* _TESTO FORNITO_:
■ ■ ■ ■

Il golf torna alle Olimpiadi 2016

Il golf torna alle Olimpiadi 2016

Ebbene sì, dopo più di un secolo il golf si ripresenterà alle Olimpiadi 2016. Le ultime apparizioni furono a Saint Louis nel 1904 e a Parigi nel 1900. Le competizioni di golf si svolgeranno dal 6 al 15 agosto presso il campo da golf della Reserva de Marapendi, nella zona Barra da Tijuca a Rio de Janeiro. Sono previsti sia il torneo maschile (dal 12 al 15 agosto), sia quello femminile (dal 6 al 9 agosto).

I partecipanti saranno 60 per ciascun torneo, e come riferimento verranno utilizzate rispettivamente l’Official World Golf Rankings e la Women’s World Golf Rankings all’11 luglio 2016. I primi 15 golfisti e le prime 15 golfiste saranno automaticamente qualificati, con il limite di 4 per nazione.

■ ■ ■ ■

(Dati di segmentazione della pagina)
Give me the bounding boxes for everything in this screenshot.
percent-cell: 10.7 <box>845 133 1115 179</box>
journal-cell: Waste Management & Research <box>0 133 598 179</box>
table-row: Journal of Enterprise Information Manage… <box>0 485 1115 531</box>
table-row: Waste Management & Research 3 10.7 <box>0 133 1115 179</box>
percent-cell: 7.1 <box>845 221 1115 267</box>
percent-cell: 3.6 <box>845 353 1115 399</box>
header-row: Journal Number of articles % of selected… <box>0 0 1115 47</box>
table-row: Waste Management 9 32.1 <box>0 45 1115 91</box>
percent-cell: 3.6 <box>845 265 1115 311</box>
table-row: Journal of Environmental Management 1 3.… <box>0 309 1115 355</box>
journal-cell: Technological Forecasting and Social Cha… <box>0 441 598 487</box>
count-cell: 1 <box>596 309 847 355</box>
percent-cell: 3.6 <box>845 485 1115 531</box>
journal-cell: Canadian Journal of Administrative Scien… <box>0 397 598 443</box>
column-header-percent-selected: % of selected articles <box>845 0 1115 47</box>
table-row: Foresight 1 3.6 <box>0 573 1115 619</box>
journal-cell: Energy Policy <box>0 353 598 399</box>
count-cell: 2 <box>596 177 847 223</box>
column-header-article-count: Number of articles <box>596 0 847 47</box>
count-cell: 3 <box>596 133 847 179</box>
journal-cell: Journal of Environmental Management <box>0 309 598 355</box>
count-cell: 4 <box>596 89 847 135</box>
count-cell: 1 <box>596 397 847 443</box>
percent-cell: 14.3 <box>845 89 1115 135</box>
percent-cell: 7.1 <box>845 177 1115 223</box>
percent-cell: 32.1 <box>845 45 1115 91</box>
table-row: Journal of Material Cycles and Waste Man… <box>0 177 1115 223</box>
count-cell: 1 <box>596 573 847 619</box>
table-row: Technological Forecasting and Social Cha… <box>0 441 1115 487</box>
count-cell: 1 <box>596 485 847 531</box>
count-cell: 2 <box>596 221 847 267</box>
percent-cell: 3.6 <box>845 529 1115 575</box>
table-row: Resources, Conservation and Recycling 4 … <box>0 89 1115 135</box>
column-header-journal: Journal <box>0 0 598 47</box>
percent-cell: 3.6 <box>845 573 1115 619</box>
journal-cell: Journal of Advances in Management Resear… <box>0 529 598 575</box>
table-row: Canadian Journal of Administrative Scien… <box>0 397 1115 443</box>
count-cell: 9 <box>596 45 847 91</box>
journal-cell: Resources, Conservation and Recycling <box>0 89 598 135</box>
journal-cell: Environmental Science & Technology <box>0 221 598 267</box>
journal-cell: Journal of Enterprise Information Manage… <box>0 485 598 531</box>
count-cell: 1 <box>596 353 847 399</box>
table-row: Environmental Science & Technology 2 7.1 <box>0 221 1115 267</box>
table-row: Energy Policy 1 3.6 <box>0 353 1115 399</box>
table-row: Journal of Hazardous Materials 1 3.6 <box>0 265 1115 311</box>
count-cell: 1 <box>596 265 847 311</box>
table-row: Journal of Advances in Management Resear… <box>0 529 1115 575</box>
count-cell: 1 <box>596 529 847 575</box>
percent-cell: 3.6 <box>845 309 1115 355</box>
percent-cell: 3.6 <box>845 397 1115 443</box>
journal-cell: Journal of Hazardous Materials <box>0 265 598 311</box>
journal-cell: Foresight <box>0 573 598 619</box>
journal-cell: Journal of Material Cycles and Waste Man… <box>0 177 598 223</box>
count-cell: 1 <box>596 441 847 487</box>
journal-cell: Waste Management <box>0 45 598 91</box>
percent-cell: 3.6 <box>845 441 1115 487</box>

■ ■ ■ ■

* _COSA FARE_: Estrai dal testo sul golf alle Olimpiadi 2016 il tratto che va da "I partecipanti saranno" fino a "4 per nazione.", copiandolo parola per parola.

* _LA TUA RISPOSTA_:
I partecipanti saranno 60 per ciascun torneo, e come riferimento verranno utilizzate rispettivamente l’Official World Golf Rankings e la Women’s World Golf Rankings all’11 luglio 2016. I primi 15 golfisti e le prime 15 golfiste saranno automaticamente qualificati, con il limite di 4 per nazione.